> **INSTRUCTIONS FOR THE TASK**
Can you give all the records again without altering a single character?

> **TASK MATERIAL**
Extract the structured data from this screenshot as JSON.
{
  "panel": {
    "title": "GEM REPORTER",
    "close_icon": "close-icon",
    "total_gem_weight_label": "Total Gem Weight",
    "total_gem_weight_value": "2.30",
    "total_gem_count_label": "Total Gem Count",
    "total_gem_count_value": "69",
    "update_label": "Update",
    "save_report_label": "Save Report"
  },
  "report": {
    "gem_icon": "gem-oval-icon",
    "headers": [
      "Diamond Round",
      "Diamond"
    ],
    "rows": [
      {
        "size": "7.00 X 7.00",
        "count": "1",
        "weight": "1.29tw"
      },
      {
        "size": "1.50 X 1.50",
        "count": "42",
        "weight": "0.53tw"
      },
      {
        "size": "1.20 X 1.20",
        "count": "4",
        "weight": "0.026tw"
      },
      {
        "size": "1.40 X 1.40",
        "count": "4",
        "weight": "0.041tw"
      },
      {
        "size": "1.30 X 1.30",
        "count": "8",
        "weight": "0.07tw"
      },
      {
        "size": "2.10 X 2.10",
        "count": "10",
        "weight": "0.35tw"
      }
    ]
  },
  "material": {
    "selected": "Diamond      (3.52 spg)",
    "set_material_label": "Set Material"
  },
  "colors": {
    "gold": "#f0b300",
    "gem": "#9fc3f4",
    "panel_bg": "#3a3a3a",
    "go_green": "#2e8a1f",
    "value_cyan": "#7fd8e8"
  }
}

> **THE REPLY**
Extract the structured data from this screenshot as JSON.
{
  "panel": {
    "title": "GEM REPORTER",
    "close_icon": "close-icon",
    "total_gem_weight_label": "Total Gem Weight",
    "total_gem_weight_value": "2.30",
    "total_gem_count_label": "Total Gem Count",
    "total_gem_count_value": "69",
    "update_label": "Update",
    "save_report_label": "Save Report"
  },
  "report": {
    "gem_icon": "gem-oval-icon",
    "headers": [
      "Diamond Round",
      "Diamond"
    ],
    "rows": [
      {
        "size": "7.00 X 7.00",
        "count": "1",
        "weight": "1.29tw"
      },
      {
        "size": "1.50 X 1.50",
        "count": "42",
        "weight": "0.53tw"
      },
      {
        "size": "1.20 X 1.20",
        "count": "4",
        "weight": "0.026tw"
      },
      {
        "size": "1.40 X 1.40",
        "count": "4",
        "weight": "0.041tw"
      },
      {
        "size": "1.30 X 1.30",
        "count": "8",
        "weight": "0.07tw"
      },
      {
        "size": "2.10 X 2.10",
        "count": "10",
        "weight": "0.35tw"
      }
    ]
  },
  "material": {
    "selected": "Diamond      (3.52 spg)",
    "set_material_label": "Set Material"
  },
  "colors": {
    "gold": "#f0b300",
    "gem": "#9fc3f4",
    "panel_bg": "#3a3a3a",
    "go_green": "#2e8a1f",
    "value_cyan": "#7fd8e8"
  }
}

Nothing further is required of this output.